■ **Work instructions**
The records should be repeated word for word, pictures excluded.

■ **Records to process**
[START]
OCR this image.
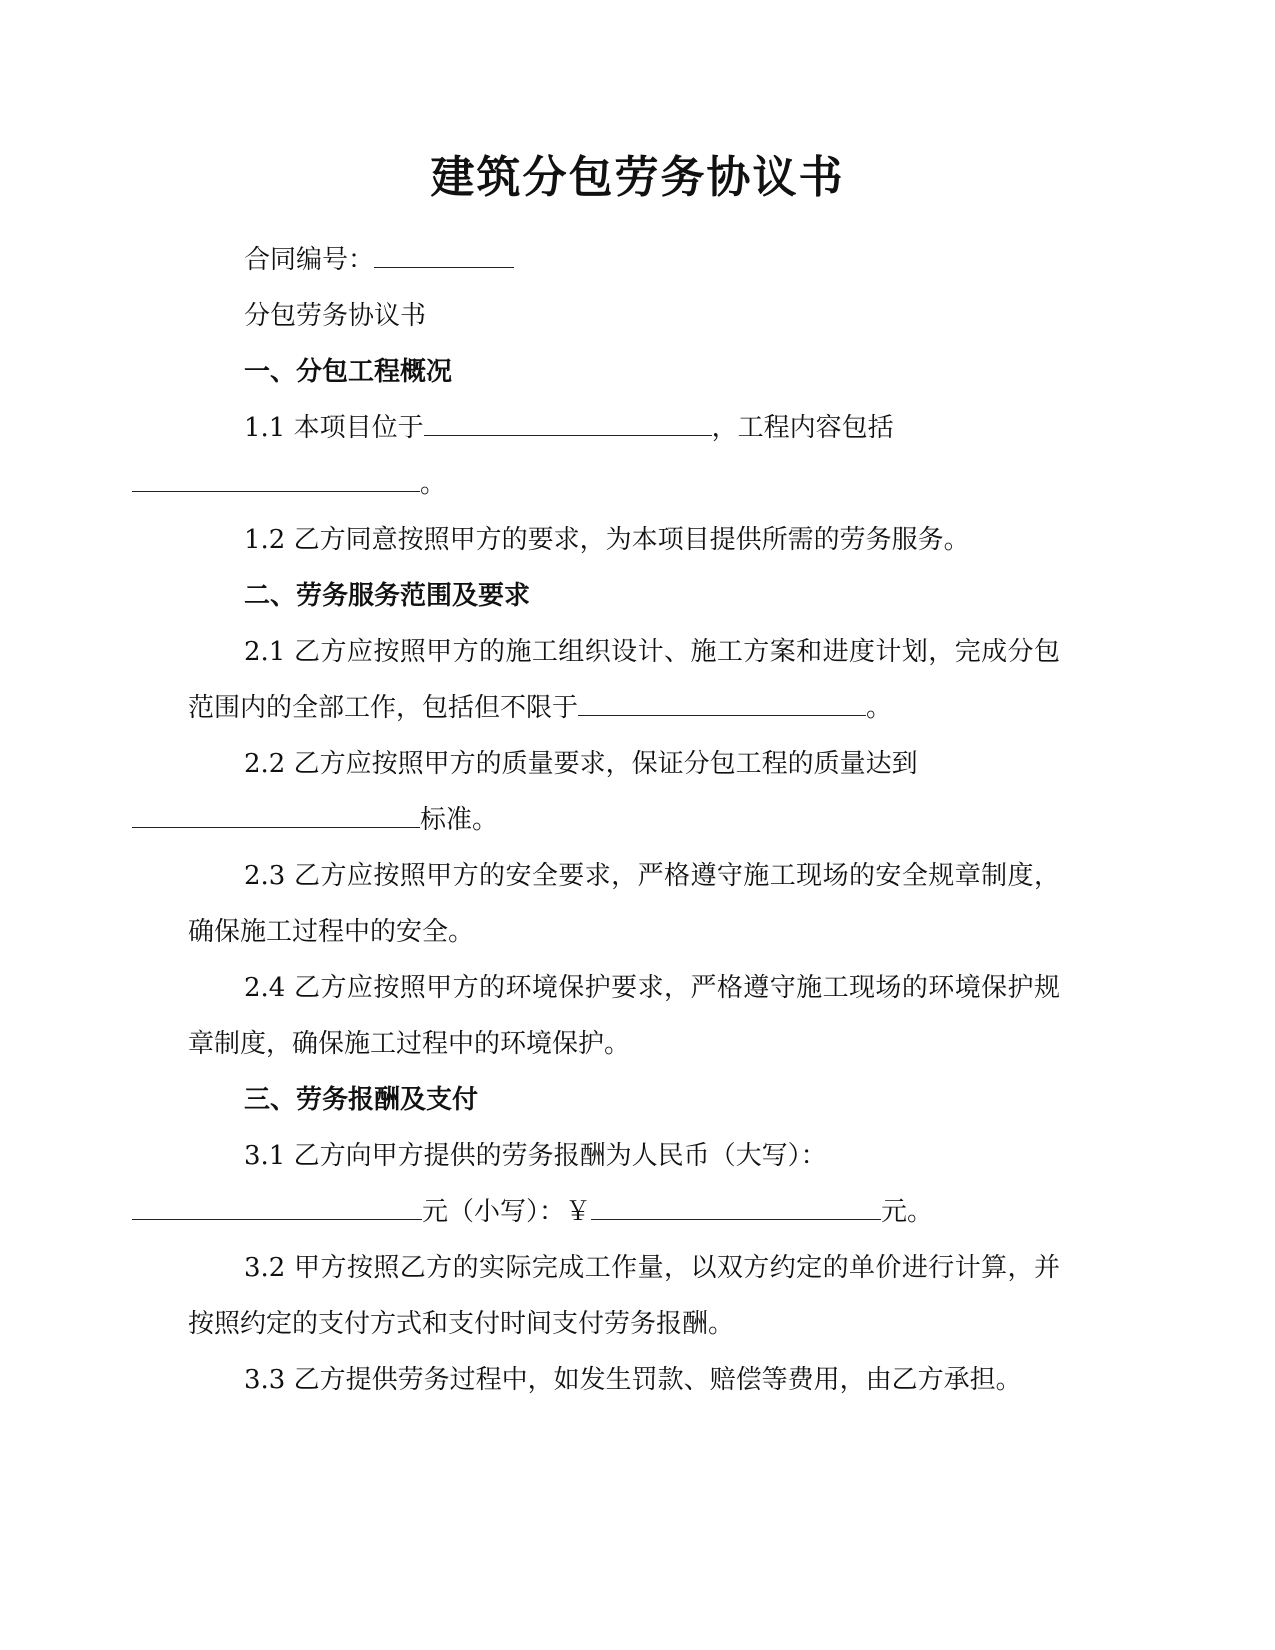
建筑分包劳务协议书

合同编号：

分包劳务协议书

一、分包工程概况

1.1 本项目位于	，工程内容包括
。

1.2 乙方同意按照甲方的要求，为本项目提供所需的劳务服务。

二、劳务服务范围及要求

2.1 乙方应按照甲方的施工组织设计、施工方案和进度计划，完成分包范围内的全部工作，包括但不限于	。

2.2 乙方应按照甲方的质量要求，保证分包工程的质量达到
标准。

2.3 乙方应按照甲方的安全要求，严格遵守施工现场的安全规章制度，确保施工过程中的安全。

2.4 乙方应按照甲方的环境保护要求，严格遵守施工现场的环境保护规章制度，确保施工过程中的环境保护。

三、劳务报酬及支付

3.1 乙方向甲方提供的劳务报酬为人民币（大写）：
元（小写）：￥	元。

3.2 甲方按照乙方的实际完成工作量，以双方约定的单价进行计算，并按照约定的支付方式和支付时间支付劳务报酬。

3.3 乙方提供劳务过程中，如发生罚款、赔偿等费用，由乙方承担。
[END]
■ **Full solution**
OCR this image.
建筑分包劳务协议书

合同编号：

分包劳务协议书

一、分包工程概况

1.1 本项目位于	，工程内容包括
。

1.2 乙方同意按照甲方的要求，为本项目提供所需的劳务服务。

二、劳务服务范围及要求

2.1 乙方应按照甲方的施工组织设计、施工方案和进度计划，完成分包范围内的全部工作，包括但不限于	。

2.2 乙方应按照甲方的质量要求，保证分包工程的质量达到
标准。

2.3 乙方应按照甲方的安全要求，严格遵守施工现场的安全规章制度，确保施工过程中的安全。

2.4 乙方应按照甲方的环境保护要求，严格遵守施工现场的环境保护规章制度，确保施工过程中的环境保护。

三、劳务报酬及支付

3.1 乙方向甲方提供的劳务报酬为人民币（大写）：
元（小写）：￥	元。

3.2 甲方按照乙方的实际完成工作量，以双方约定的单价进行计算，并按照约定的支付方式和支付时间支付劳务报酬。

3.3 乙方提供劳务过程中，如发生罚款、赔偿等费用，由乙方承担。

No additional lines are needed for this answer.